EXERCISE DESCRIPTION: Your output should consist of the data, copied exactly.

(Records from a data source)
Segment Open
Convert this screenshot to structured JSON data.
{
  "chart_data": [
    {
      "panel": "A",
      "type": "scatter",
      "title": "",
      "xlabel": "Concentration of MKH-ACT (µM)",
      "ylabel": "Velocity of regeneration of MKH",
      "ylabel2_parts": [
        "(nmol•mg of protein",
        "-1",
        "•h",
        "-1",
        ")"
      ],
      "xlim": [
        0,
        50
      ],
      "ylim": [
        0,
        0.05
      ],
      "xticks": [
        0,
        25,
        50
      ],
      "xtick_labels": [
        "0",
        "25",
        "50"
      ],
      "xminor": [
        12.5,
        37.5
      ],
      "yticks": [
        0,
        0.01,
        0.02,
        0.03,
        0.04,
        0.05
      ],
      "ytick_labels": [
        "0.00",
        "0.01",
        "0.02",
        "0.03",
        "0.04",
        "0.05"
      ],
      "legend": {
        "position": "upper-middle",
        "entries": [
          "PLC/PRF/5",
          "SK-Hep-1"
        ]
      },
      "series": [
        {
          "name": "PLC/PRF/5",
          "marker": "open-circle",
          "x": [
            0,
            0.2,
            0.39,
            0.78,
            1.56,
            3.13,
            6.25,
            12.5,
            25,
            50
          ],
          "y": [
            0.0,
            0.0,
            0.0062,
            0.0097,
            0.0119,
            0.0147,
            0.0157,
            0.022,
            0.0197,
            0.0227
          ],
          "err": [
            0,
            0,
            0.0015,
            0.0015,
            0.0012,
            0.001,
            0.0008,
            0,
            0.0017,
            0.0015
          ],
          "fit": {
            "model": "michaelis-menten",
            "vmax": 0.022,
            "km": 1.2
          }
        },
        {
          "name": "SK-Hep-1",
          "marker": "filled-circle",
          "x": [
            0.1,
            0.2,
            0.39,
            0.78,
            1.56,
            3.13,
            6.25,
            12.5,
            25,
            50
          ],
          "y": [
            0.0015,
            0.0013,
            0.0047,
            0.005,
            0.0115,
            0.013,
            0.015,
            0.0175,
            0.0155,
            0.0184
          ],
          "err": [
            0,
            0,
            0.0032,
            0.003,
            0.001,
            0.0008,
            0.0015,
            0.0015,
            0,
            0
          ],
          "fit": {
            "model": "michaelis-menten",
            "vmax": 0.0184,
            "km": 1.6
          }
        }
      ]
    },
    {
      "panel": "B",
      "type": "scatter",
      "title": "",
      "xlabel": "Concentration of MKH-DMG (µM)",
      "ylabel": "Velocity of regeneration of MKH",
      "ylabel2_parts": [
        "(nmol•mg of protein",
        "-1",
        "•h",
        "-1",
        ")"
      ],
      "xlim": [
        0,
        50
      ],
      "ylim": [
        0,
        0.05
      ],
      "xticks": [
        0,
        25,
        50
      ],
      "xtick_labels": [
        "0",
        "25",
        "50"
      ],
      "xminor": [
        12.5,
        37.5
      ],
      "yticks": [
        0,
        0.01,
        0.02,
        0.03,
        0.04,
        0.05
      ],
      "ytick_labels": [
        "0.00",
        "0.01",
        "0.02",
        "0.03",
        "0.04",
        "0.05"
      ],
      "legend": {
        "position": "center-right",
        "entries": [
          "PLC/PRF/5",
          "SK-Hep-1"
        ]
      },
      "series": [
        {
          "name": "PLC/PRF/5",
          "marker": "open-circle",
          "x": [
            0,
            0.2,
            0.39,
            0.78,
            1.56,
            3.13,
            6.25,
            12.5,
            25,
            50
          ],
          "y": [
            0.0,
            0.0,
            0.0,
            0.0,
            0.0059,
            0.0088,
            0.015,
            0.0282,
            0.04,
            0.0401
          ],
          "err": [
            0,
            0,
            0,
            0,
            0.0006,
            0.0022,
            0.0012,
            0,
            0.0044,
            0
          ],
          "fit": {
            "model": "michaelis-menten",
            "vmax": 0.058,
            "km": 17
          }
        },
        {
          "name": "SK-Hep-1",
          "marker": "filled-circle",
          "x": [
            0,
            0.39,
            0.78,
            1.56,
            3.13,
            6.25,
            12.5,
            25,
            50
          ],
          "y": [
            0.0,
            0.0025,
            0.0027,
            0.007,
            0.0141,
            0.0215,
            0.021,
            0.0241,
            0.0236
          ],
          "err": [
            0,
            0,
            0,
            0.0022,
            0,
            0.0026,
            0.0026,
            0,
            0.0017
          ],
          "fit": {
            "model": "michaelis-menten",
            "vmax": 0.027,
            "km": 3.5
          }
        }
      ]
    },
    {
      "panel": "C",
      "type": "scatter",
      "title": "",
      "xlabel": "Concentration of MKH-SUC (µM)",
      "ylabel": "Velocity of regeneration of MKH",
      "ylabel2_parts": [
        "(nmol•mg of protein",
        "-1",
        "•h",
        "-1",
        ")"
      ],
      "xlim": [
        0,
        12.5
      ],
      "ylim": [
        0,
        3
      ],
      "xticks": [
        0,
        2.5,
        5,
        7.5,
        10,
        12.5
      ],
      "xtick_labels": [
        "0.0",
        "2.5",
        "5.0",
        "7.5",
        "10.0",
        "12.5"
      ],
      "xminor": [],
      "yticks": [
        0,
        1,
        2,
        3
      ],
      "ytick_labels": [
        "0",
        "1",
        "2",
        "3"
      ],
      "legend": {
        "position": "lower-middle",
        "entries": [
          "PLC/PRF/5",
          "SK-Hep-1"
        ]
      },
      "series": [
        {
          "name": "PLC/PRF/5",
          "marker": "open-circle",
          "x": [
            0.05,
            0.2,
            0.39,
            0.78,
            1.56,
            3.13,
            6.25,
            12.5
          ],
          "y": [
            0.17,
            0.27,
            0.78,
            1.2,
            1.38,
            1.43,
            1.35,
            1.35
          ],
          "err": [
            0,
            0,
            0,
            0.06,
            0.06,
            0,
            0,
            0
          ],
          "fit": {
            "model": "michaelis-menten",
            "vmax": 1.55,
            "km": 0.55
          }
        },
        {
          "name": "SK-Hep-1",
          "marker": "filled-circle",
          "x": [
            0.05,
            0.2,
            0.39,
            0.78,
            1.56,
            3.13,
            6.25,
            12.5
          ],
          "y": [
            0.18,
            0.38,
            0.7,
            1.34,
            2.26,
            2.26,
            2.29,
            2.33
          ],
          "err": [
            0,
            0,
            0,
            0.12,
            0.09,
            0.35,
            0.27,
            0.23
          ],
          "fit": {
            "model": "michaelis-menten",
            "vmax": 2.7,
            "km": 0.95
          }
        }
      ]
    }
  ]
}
Segment Closed
OUTPUT FOR THIS EXERCISE:
Convert this screenshot to structured JSON data.
{
  "chart_data": [
    {
      "panel": "A",
      "type": "scatter",
      "title": "",
      "xlabel": "Concentration of MKH-ACT (µM)",
      "ylabel": "Velocity of regeneration of MKH",
      "ylabel2_parts": [
        "(nmol•mg of protein",
        "-1",
        "•h",
        "-1",
        ")"
      ],
      "xlim": [
        0,
        50
      ],
      "ylim": [
        0,
        0.05
      ],
      "xticks": [
        0,
        25,
        50
      ],
      "xtick_labels": [
        "0",
        "25",
        "50"
      ],
      "xminor": [
        12.5,
        37.5
      ],
      "yticks": [
        0,
        0.01,
        0.02,
        0.03,
        0.04,
        0.05
      ],
      "ytick_labels": [
        "0.00",
        "0.01",
        "0.02",
        "0.03",
        "0.04",
        "0.05"
      ],
      "legend": {
        "position": "upper-middle",
        "entries": [
          "PLC/PRF/5",
          "SK-Hep-1"
        ]
      },
      "series": [
        {
          "name": "PLC/PRF/5",
          "marker": "open-circle",
          "x": [
            0,
            0.2,
            0.39,
            0.78,
            1.56,
            3.13,
            6.25,
            12.5,
            25,
            50
          ],
          "y": [
            0.0,
            0.0,
            0.0062,
            0.0097,
            0.0119,
            0.0147,
            0.0157,
            0.022,
            0.0197,
            0.0227
          ],
          "err": [
            0,
            0,
            0.0015,
            0.0015,
            0.0012,
            0.001,
            0.0008,
            0,
            0.0017,
            0.0015
          ],
          "fit": {
            "model": "michaelis-menten",
            "vmax": 0.022,
            "km": 1.2
          }
        },
        {
          "name": "SK-Hep-1",
          "marker": "filled-circle",
          "x": [
            0.1,
            0.2,
            0.39,
            0.78,
            1.56,
            3.13,
            6.25,
            12.5,
            25,
            50
          ],
          "y": [
            0.0015,
            0.0013,
            0.0047,
            0.005,
            0.0115,
            0.013,
            0.015,
            0.0175,
            0.0155,
            0.0184
          ],
          "err": [
            0,
            0,
            0.0032,
            0.003,
            0.001,
            0.0008,
            0.0015,
            0.0015,
            0,
            0
          ],
          "fit": {
            "model": "michaelis-menten",
            "vmax": 0.0184,
            "km": 1.6
          }
        }
      ]
    },
    {
      "panel": "B",
      "type": "scatter",
      "title": "",
      "xlabel": "Concentration of MKH-DMG (µM)",
      "ylabel": "Velocity of regeneration of MKH",
      "ylabel2_parts": [
        "(nmol•mg of protein",
        "-1",
        "•h",
        "-1",
        ")"
      ],
      "xlim": [
        0,
        50
      ],
      "ylim": [
        0,
        0.05
      ],
      "xticks": [
        0,
        25,
        50
      ],
      "xtick_labels": [
        "0",
        "25",
        "50"
      ],
      "xminor": [
        12.5,
        37.5
      ],
      "yticks": [
        0,
        0.01,
        0.02,
        0.03,
        0.04,
        0.05
      ],
      "ytick_labels": [
        "0.00",
        "0.01",
        "0.02",
        "0.03",
        "0.04",
        "0.05"
      ],
      "legend": {
        "position": "center-right",
        "entries": [
          "PLC/PRF/5",
          "SK-Hep-1"
        ]
      },
      "series": [
        {
          "name": "PLC/PRF/5",
          "marker": "open-circle",
          "x": [
            0,
            0.2,
            0.39,
            0.78,
            1.56,
            3.13,
            6.25,
            12.5,
            25,
            50
          ],
          "y": [
            0.0,
            0.0,
            0.0,
            0.0,
            0.0059,
            0.0088,
            0.015,
            0.0282,
            0.04,
            0.0401
          ],
          "err": [
            0,
            0,
            0,
            0,
            0.0006,
            0.0022,
            0.0012,
            0,
            0.0044,
            0
          ],
          "fit": {
            "model": "michaelis-menten",
            "vmax": 0.058,
            "km": 17
          }
        },
        {
          "name": "SK-Hep-1",
          "marker": "filled-circle",
          "x": [
            0,
            0.39,
            0.78,
            1.56,
            3.13,
            6.25,
            12.5,
            25,
            50
          ],
          "y": [
            0.0,
            0.0025,
            0.0027,
            0.007,
            0.0141,
            0.0215,
            0.021,
            0.0241,
            0.0236
          ],
          "err": [
            0,
            0,
            0,
            0.0022,
            0,
            0.0026,
            0.0026,
            0,
            0.0017
          ],
          "fit": {
            "model": "michaelis-menten",
            "vmax": 0.027,
            "km": 3.5
          }
        }
      ]
    },
    {
      "panel": "C",
      "type": "scatter",
      "title": "",
      "xlabel": "Concentration of MKH-SUC (µM)",
      "ylabel": "Velocity of regeneration of MKH",
      "ylabel2_parts": [
        "(nmol•mg of protein",
        "-1",
        "•h",
        "-1",
        ")"
      ],
      "xlim": [
        0,
        12.5
      ],
      "ylim": [
        0,
        3
      ],
      "xticks": [
        0,
        2.5,
        5,
        7.5,
        10,
        12.5
      ],
      "xtick_labels": [
        "0.0",
        "2.5",
        "5.0",
        "7.5",
        "10.0",
        "12.5"
      ],
      "xminor": [],
      "yticks": [
        0,
        1,
        2,
        3
      ],
      "ytick_labels": [
        "0",
        "1",
        "2",
        "3"
      ],
      "legend": {
        "position": "lower-middle",
        "entries": [
          "PLC/PRF/5",
          "SK-Hep-1"
        ]
      },
      "series": [
        {
          "name": "PLC/PRF/5",
          "marker": "open-circle",
          "x": [
            0.05,
            0.2,
            0.39,
            0.78,
            1.56,
            3.13,
            6.25,
            12.5
          ],
          "y": [
            0.17,
            0.27,
            0.78,
            1.2,
            1.38,
            1.43,
            1.35,
            1.35
          ],
          "err": [
            0,
            0,
            0,
            0.06,
            0.06,
            0,
            0,
            0
          ],
          "fit": {
            "model": "michaelis-menten",
            "vmax": 1.55,
            "km": 0.55
          }
        },
        {
          "name": "SK-Hep-1",
          "marker": "filled-circle",
          "x": [
            0.05,
            0.2,
            0.39,
            0.78,
            1.56,
            3.13,
            6.25,
            12.5
          ],
          "y": [
            0.18,
            0.38,
            0.7,
            1.34,
            2.26,
            2.26,
            2.29,
            2.33
          ],
          "err": [
            0,
            0,
            0,
            0.12,
            0.09,
            0.35,
            0.27,
            0.23
          ],
          "fit": {
            "model": "michaelis-menten",
            "vmax": 2.7,
            "km": 0.95
          }
        }
      ]
    }
  ]
}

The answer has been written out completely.